:: TASK TO CARRY OUT ::
Work out the number of lines containing "title". Give that number alone.

* * *

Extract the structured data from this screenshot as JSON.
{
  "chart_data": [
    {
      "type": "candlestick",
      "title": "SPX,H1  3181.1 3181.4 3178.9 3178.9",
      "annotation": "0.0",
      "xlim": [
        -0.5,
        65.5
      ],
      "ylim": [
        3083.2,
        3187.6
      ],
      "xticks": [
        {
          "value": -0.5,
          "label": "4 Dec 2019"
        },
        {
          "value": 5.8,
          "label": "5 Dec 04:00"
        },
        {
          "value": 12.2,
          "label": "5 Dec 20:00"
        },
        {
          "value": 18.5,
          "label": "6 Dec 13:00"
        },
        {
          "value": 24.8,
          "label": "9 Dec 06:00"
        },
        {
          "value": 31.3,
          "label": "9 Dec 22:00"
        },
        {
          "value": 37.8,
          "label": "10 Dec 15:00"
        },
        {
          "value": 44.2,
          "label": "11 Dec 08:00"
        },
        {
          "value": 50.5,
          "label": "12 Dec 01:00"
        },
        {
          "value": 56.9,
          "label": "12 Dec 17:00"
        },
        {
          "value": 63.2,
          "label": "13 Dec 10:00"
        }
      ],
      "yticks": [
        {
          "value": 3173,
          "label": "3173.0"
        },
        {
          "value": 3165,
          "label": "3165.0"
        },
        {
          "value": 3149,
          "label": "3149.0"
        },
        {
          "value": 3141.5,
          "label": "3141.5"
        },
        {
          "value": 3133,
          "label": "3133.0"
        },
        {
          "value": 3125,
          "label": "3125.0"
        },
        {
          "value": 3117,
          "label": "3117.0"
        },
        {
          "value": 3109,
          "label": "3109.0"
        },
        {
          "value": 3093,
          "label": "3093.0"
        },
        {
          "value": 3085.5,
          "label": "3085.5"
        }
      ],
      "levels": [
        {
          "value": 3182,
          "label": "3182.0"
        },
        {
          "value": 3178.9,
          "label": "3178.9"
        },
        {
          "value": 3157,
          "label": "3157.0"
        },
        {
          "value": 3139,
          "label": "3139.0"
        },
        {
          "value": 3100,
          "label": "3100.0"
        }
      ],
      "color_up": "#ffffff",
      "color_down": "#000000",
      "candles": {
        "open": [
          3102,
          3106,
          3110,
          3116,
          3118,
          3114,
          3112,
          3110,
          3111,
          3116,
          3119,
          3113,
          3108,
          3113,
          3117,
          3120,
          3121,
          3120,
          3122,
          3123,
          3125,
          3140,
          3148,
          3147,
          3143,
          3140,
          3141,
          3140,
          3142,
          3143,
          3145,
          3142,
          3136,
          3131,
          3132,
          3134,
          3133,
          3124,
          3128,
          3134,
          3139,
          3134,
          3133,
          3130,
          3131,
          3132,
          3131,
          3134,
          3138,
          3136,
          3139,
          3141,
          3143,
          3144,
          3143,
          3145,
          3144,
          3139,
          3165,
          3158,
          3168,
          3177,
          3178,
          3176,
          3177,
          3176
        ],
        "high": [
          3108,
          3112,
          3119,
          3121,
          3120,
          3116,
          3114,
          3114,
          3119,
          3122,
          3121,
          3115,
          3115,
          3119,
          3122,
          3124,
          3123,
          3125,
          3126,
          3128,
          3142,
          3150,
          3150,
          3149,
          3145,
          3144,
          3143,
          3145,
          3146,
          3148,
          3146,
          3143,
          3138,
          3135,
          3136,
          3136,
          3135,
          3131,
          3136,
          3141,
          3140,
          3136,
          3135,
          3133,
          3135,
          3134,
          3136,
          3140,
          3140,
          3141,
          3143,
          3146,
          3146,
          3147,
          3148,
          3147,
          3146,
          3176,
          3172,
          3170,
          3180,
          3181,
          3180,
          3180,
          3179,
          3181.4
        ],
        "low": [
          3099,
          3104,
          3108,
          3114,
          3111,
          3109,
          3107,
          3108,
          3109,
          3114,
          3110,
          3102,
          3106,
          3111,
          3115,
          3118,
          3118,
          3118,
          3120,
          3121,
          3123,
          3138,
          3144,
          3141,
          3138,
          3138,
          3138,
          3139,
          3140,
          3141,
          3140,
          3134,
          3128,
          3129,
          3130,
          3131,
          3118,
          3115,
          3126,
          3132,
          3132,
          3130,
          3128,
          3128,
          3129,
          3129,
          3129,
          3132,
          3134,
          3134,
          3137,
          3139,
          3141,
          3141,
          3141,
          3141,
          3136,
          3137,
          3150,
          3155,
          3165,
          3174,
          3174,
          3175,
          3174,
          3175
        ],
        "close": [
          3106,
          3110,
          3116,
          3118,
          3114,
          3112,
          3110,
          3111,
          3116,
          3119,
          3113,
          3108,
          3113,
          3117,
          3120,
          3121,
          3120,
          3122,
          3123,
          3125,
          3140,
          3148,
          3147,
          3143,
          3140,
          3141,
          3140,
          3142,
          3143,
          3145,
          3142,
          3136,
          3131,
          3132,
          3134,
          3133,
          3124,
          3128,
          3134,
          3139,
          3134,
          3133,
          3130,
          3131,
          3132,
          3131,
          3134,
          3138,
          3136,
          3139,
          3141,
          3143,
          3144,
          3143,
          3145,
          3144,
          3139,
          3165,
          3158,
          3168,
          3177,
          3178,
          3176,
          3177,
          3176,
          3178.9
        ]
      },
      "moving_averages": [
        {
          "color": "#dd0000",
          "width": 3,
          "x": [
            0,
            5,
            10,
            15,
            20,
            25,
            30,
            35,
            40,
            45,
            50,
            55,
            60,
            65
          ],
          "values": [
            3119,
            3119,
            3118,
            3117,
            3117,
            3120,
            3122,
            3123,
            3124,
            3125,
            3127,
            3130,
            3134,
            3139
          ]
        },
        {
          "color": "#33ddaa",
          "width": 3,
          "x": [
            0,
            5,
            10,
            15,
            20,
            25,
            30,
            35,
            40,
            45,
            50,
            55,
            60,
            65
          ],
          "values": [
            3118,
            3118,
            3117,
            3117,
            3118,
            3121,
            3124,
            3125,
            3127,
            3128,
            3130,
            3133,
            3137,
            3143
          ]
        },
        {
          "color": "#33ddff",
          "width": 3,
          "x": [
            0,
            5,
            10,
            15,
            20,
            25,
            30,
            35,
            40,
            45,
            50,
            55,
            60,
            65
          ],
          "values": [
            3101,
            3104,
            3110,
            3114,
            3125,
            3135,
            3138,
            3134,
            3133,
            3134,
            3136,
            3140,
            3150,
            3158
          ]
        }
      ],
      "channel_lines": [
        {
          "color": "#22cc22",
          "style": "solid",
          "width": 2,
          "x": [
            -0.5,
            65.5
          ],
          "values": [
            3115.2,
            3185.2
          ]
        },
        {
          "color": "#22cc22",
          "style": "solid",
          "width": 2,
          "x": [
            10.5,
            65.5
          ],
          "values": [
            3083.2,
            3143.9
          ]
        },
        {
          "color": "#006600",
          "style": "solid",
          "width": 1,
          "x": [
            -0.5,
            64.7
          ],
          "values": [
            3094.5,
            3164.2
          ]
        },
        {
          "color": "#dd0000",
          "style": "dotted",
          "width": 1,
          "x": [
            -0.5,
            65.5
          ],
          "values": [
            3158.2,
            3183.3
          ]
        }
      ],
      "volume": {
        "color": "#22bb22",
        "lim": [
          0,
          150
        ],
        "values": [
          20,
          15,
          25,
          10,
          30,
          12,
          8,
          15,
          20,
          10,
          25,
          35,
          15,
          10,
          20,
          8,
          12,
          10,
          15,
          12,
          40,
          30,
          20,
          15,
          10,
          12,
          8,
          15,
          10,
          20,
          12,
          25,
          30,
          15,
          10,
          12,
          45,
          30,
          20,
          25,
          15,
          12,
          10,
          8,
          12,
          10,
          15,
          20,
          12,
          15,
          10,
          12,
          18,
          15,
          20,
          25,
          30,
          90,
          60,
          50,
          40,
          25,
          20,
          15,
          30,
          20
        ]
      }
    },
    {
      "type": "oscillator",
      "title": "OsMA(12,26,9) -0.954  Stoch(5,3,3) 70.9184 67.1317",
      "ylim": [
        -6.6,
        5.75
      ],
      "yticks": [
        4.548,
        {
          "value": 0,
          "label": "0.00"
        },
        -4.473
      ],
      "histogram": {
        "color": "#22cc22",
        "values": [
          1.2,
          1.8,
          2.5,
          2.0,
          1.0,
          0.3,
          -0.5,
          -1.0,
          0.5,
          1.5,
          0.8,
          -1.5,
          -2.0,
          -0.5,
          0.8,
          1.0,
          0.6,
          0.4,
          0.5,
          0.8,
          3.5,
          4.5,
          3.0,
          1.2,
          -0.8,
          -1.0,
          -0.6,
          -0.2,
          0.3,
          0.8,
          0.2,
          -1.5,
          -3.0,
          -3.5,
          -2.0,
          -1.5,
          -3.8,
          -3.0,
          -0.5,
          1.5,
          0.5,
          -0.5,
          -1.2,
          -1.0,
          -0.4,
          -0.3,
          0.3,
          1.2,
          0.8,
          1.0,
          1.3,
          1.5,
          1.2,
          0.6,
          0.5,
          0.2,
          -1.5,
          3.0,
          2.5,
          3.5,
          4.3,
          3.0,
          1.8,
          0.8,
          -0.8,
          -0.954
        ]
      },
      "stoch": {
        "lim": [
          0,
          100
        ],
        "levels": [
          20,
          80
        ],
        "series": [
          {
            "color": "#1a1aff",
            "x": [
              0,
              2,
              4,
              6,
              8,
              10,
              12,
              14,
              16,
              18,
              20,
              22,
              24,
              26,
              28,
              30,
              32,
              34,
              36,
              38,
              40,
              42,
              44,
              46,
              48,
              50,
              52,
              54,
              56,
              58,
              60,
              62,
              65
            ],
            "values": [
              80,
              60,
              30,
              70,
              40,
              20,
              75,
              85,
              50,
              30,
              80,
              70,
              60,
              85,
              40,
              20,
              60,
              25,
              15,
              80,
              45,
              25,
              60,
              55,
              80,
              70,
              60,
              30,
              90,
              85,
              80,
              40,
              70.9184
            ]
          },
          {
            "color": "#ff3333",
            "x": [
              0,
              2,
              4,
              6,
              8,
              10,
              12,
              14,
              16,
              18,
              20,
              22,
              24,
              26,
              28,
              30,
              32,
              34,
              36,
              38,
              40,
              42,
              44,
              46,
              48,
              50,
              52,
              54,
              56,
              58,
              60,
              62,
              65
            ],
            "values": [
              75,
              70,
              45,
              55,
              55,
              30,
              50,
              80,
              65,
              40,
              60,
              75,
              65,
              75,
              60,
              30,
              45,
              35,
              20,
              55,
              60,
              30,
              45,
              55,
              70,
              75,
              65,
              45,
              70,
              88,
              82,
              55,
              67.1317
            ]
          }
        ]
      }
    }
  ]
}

* * *

:: TASK OUTPUT ::
2